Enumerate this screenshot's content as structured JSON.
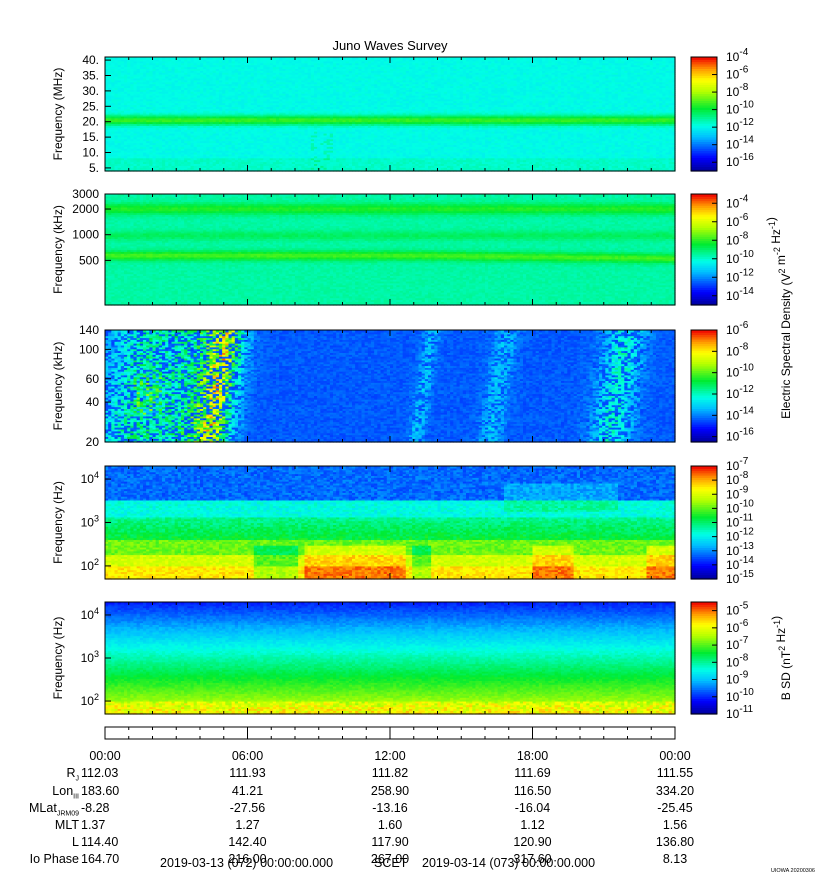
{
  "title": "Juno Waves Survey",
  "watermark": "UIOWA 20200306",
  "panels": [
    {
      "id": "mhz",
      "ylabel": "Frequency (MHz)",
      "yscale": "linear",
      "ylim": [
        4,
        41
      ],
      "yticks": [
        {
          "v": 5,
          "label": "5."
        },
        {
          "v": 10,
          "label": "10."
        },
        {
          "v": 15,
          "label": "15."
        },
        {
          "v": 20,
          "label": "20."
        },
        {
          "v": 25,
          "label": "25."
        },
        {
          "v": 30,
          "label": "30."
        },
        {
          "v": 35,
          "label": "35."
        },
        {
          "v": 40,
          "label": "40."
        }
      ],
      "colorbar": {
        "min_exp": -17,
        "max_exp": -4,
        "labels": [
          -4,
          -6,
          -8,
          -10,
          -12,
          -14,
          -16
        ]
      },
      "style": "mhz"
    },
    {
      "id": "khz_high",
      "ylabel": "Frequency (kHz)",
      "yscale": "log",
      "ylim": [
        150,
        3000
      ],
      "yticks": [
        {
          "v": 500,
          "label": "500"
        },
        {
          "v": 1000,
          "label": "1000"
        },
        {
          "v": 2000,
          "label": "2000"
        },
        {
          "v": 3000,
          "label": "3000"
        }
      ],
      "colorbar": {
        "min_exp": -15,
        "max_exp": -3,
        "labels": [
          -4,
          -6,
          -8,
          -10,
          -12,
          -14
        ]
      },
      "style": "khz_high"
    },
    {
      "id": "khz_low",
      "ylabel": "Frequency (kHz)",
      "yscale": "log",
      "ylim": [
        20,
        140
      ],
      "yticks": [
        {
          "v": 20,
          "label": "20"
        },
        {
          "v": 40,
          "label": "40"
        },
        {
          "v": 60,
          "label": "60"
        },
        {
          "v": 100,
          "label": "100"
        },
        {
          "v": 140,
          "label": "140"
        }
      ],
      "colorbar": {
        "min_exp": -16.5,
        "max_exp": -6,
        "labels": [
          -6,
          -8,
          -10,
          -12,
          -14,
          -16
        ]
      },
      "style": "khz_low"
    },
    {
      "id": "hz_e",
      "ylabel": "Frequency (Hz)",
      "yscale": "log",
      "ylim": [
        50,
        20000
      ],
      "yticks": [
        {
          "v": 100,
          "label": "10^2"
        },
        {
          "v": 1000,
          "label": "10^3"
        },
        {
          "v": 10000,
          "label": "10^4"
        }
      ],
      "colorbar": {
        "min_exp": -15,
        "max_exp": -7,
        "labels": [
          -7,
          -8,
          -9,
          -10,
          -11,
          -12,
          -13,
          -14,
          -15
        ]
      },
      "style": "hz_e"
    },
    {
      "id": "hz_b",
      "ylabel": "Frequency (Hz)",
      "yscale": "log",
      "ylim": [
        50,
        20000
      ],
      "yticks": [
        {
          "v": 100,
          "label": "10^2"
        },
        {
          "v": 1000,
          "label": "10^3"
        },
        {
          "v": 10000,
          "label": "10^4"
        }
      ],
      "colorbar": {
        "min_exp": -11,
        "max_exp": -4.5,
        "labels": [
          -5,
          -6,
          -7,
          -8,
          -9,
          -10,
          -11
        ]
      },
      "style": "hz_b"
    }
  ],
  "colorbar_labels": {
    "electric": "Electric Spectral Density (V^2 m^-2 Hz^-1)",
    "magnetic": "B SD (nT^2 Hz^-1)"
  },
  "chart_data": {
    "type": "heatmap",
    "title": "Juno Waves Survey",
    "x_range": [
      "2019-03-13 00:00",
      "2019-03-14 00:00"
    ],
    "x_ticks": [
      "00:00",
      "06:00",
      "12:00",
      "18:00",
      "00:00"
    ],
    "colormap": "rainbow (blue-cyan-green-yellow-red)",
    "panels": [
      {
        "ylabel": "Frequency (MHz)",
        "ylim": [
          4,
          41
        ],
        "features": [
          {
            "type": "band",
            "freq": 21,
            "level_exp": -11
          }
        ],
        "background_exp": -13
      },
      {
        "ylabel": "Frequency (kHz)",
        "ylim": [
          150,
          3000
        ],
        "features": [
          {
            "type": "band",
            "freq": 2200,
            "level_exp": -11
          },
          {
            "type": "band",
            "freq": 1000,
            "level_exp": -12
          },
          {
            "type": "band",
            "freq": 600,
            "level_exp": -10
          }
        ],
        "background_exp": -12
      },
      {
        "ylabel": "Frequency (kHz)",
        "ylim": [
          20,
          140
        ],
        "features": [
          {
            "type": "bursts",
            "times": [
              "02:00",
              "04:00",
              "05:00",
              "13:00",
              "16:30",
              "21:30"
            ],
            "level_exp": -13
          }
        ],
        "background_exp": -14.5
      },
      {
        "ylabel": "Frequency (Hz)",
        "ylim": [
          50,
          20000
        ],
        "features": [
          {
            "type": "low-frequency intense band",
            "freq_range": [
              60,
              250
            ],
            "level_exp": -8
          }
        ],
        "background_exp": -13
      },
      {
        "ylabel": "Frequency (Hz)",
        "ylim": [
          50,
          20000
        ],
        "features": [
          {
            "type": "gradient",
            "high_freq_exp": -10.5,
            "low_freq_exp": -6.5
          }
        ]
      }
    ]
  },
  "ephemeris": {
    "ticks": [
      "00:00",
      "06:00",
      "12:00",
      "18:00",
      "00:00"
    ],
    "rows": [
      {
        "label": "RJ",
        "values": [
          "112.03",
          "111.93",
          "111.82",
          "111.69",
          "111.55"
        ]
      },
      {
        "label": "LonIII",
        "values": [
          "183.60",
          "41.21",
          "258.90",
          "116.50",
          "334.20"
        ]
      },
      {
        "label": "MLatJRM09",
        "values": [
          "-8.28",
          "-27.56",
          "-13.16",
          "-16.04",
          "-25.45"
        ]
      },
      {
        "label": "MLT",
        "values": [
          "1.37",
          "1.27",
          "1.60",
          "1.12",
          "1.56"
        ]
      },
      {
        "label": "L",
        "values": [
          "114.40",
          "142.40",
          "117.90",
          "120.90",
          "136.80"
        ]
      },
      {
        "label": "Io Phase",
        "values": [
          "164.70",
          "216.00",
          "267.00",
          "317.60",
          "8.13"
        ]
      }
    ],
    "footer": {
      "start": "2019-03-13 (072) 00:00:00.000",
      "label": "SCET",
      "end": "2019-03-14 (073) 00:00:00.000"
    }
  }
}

********

Requirements -> Search the preceding listing for "Waves" and extract every line where it is found.

Answer for the task ->
  "title": "Juno Waves Survey",
    "title": "Juno Waves Survey",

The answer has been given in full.